_DO THIS_
Examine the records and identify each line that includes the string "ylabel". Copy those lines.
— START OF GIVEN DATA —
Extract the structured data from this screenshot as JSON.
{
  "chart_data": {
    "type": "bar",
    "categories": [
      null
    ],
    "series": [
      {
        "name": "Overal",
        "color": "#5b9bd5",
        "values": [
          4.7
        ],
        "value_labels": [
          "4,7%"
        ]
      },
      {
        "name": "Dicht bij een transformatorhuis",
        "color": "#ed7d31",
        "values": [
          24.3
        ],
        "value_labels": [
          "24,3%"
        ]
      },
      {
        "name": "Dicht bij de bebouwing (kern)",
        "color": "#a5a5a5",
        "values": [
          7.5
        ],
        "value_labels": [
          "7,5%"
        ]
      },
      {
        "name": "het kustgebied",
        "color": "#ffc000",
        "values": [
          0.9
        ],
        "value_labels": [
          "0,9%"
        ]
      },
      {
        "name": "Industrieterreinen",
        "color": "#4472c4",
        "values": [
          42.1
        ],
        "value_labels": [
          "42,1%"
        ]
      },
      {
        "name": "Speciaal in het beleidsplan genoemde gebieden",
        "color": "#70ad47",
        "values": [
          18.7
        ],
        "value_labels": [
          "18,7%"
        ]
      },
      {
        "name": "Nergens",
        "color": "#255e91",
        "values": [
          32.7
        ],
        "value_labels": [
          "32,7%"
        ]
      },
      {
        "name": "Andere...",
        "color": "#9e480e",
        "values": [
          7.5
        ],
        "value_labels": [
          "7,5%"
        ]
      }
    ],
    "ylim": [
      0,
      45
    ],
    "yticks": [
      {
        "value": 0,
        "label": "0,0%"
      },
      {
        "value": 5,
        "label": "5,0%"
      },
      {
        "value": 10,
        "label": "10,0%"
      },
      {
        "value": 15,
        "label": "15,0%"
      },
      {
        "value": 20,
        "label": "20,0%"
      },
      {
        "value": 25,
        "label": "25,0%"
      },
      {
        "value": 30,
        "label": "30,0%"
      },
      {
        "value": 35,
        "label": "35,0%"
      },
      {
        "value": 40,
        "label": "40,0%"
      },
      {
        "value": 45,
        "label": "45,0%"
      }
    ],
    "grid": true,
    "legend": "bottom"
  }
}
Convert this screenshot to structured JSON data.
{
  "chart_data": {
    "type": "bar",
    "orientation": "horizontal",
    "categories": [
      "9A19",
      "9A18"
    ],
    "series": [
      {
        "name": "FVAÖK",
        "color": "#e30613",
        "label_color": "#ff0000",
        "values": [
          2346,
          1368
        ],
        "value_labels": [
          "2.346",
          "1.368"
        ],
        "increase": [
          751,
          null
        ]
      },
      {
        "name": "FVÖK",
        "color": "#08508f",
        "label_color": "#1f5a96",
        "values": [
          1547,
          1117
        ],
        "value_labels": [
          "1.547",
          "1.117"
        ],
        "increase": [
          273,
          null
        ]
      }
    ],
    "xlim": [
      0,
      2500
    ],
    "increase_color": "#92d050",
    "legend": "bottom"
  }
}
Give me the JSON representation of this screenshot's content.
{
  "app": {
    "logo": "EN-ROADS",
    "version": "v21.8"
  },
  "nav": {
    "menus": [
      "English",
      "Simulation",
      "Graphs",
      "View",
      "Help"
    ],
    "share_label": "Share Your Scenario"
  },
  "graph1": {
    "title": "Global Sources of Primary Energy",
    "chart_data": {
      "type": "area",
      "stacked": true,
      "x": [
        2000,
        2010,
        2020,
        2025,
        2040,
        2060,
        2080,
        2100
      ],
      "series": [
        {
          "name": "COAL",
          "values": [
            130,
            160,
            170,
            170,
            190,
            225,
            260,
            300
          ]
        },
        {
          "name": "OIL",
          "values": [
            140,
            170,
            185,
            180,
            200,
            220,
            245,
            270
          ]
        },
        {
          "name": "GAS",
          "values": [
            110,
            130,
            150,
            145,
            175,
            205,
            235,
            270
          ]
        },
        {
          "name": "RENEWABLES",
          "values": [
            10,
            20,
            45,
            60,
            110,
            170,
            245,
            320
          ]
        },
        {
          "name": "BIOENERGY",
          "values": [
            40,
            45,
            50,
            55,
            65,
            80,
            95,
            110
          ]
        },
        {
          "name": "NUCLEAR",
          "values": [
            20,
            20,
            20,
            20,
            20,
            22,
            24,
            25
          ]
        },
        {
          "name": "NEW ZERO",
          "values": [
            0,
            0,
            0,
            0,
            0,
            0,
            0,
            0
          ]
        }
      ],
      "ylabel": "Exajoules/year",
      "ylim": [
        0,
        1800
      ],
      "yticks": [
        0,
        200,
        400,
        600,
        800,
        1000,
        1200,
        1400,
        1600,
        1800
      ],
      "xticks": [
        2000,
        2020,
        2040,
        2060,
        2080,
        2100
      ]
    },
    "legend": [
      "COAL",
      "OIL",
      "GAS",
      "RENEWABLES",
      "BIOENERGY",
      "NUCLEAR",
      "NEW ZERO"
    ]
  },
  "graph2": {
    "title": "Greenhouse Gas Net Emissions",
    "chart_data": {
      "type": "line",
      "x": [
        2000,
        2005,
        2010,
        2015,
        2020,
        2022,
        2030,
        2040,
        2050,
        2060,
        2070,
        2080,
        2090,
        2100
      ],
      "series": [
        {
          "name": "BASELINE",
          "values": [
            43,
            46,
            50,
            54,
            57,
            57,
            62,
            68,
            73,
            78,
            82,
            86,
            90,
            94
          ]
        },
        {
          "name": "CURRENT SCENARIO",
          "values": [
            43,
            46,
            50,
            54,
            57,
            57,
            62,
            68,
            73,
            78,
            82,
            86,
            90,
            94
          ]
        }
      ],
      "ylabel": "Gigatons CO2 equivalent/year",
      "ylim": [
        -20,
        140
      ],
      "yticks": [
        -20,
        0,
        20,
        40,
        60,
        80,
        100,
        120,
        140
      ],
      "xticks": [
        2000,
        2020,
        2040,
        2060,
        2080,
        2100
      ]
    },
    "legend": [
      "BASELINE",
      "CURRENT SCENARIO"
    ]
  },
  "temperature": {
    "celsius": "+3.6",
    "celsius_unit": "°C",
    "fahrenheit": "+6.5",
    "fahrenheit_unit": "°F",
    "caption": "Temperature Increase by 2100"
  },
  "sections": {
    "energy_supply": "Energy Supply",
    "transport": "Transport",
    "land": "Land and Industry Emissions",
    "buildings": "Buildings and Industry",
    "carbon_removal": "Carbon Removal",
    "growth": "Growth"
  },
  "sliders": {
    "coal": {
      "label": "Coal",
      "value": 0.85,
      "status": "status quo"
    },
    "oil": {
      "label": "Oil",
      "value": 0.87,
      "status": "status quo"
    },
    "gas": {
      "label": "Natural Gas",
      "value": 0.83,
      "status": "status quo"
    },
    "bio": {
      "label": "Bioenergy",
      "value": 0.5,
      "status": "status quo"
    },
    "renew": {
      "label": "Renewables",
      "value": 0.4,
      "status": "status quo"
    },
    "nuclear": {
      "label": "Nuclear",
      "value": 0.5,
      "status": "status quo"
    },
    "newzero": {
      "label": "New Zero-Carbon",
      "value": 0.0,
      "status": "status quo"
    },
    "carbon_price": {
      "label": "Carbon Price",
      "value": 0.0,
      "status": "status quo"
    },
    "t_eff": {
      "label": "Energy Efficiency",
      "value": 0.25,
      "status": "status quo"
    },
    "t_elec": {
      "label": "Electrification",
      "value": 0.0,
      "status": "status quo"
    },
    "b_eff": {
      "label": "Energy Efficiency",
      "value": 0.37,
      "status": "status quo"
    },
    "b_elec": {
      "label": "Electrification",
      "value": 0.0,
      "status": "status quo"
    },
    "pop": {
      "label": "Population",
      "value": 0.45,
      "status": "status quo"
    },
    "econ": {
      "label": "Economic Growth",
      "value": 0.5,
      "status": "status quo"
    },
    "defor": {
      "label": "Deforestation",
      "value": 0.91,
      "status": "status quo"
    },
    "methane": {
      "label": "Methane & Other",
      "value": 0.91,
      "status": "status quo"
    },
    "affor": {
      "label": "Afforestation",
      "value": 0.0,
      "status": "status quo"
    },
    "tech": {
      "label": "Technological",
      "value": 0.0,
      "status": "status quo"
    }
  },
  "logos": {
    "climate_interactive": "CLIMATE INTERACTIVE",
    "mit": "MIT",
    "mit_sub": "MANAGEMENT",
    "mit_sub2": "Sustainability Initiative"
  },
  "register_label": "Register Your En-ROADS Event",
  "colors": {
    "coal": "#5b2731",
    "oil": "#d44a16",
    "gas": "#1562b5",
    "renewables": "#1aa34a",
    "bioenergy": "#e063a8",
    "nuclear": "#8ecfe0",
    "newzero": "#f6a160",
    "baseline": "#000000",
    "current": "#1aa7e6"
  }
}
— END OF GIVEN DATA —
_RIGHT ANSWER_
      "ylabel": "Exajoules/year",
      "ylabel": "Gigatons CO2 equivalent/year",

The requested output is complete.